EXERCISE DATA:
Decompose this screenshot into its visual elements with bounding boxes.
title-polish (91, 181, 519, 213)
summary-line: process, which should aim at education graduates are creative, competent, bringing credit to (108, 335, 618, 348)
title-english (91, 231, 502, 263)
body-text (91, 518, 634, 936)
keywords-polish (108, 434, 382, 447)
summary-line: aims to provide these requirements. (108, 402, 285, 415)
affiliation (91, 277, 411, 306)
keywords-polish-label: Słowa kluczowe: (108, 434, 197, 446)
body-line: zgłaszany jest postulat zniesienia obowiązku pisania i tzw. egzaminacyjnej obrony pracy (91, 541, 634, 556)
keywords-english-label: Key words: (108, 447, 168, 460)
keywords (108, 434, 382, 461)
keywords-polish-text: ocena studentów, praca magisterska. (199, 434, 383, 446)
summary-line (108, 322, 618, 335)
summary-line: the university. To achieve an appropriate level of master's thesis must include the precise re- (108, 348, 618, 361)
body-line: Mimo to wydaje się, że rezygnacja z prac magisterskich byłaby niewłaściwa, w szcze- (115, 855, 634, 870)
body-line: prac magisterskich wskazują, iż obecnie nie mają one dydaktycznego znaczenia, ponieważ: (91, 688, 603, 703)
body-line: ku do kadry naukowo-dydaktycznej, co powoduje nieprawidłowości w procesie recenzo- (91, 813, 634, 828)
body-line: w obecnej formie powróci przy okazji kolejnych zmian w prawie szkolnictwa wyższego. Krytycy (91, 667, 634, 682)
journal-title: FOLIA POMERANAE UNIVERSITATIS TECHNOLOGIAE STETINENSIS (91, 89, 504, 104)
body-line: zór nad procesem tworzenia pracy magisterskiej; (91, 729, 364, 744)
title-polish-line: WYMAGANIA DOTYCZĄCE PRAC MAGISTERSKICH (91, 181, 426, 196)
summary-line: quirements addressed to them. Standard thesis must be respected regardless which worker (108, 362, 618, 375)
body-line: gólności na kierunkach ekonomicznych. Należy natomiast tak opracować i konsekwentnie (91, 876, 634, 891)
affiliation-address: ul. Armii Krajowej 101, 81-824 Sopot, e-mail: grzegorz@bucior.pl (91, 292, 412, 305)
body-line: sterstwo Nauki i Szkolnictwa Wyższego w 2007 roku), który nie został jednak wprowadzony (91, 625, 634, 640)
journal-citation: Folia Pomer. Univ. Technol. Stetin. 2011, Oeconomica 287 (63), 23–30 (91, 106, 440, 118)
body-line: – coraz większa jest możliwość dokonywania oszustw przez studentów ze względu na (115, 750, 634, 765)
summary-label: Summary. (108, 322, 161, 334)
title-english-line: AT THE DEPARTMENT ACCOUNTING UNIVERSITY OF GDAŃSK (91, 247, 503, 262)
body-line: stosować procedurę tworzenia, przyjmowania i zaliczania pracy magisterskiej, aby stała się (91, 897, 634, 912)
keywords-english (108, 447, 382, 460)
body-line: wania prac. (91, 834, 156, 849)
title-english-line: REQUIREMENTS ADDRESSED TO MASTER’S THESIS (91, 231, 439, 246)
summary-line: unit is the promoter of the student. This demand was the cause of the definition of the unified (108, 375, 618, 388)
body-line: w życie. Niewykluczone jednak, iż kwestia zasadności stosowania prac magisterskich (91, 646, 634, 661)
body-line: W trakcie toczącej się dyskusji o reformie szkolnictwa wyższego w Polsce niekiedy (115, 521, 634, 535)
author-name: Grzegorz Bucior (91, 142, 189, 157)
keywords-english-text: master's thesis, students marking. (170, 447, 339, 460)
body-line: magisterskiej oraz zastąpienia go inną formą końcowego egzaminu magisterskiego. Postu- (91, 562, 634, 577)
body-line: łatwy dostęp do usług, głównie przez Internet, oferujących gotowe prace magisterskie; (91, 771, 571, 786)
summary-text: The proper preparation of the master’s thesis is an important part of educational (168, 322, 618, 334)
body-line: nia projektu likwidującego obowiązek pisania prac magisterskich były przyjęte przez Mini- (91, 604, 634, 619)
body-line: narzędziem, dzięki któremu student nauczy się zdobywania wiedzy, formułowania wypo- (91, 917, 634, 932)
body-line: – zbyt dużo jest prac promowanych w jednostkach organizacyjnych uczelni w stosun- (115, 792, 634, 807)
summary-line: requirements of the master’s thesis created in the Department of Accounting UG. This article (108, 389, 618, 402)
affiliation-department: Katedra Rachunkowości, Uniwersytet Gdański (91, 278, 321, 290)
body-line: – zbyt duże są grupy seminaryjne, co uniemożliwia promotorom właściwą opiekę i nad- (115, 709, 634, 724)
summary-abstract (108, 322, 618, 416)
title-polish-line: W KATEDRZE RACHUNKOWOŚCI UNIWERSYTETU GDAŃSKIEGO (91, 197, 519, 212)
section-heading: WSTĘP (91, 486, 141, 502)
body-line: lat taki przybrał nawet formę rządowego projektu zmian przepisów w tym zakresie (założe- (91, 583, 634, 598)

EXERCISE DESCRIPTION: Copy the records from the first line up to and including the line with "summary-line (108, 322, 618, 335)", renaming "summary-line" to "abstract-line" wherever it appears and leaving everything else unchanged.

ANSWER IN FULL:
Decompose this screenshot into its visual elements with bounding boxes.
title-polish (91, 181, 519, 213)
abstract-line: process, which should aim at education graduates are creative, competent, bringing credit to (108, 335, 618, 348)
title-english (91, 231, 502, 263)
body-text (91, 518, 634, 936)
keywords-polish (108, 434, 382, 447)
abstract-line: aims to provide these requirements. (108, 402, 285, 415)
affiliation (91, 277, 411, 306)
keywords-polish-label: Słowa kluczowe: (108, 434, 197, 446)
body-line: zgłaszany jest postulat zniesienia obowiązku pisania i tzw. egzaminacyjnej obrony pracy (91, 541, 634, 556)
keywords-english-label: Key words: (108, 447, 168, 460)
keywords (108, 434, 382, 461)
keywords-polish-text: ocena studentów, praca magisterska. (199, 434, 383, 446)
abstract-line (108, 322, 618, 335)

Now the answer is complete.